Extract every entry word for word.

--- Material ---

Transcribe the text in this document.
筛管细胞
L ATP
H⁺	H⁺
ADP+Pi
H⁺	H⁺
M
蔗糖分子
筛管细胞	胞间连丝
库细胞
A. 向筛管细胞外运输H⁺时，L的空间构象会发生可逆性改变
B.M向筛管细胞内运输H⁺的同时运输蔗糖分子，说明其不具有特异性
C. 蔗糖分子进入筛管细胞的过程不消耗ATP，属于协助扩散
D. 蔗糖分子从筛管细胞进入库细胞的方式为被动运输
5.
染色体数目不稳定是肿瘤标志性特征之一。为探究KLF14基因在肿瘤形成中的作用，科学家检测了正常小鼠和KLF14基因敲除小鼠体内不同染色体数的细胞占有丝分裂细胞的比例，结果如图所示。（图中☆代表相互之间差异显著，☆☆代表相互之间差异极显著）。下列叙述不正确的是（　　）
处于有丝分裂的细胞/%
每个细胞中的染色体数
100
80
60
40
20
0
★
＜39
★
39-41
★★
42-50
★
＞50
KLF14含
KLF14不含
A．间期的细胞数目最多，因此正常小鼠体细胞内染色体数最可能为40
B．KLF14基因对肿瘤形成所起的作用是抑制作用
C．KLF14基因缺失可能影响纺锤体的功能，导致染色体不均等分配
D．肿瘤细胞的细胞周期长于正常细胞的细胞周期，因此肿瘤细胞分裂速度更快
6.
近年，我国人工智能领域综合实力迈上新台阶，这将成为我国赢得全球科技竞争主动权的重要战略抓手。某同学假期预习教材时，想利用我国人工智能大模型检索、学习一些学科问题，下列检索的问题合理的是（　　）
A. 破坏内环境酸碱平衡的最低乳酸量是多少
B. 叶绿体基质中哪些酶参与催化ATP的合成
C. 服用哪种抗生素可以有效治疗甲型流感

---

_The output:_
Transcribe the text in this document.
筛管细胞
L ATP
H⁺	H⁺
ADP+Pi
H⁺	H⁺
M
蔗糖分子
筛管细胞	胞间连丝
库细胞
A. 向筛管细胞外运输H⁺时，L的空间构象会发生可逆性改变
B.M向筛管细胞内运输H⁺的同时运输蔗糖分子，说明其不具有特异性
C. 蔗糖分子进入筛管细胞的过程不消耗ATP，属于协助扩散
D. 蔗糖分子从筛管细胞进入库细胞的方式为被动运输
5.
染色体数目不稳定是肿瘤标志性特征之一。为探究KLF14基因在肿瘤形成中的作用，科学家检测了正常小鼠和KLF14基因敲除小鼠体内不同染色体数的细胞占有丝分裂细胞的比例，结果如图所示。（图中☆代表相互之间差异显著，☆☆代表相互之间差异极显著）。下列叙述不正确的是（　　）
处于有丝分裂的细胞/%
每个细胞中的染色体数
100
80
60
40
20
0
★
＜39
★
39-41
★★
42-50
★
＞50
KLF14含
KLF14不含
A．间期的细胞数目最多，因此正常小鼠体细胞内染色体数最可能为40
B．KLF14基因对肿瘤形成所起的作用是抑制作用
C．KLF14基因缺失可能影响纺锤体的功能，导致染色体不均等分配
D．肿瘤细胞的细胞周期长于正常细胞的细胞周期，因此肿瘤细胞分裂速度更快
6.
近年，我国人工智能领域综合实力迈上新台阶，这将成为我国赢得全球科技竞争主动权的重要战略抓手。某同学假期预习教材时，想利用我国人工智能大模型检索、学习一些学科问题，下列检索的问题合理的是（　　）
A. 破坏内环境酸碱平衡的最低乳酸量是多少
B. 叶绿体基质中哪些酶参与催化ATP的合成
C. 服用哪种抗生素可以有效治疗甲型流感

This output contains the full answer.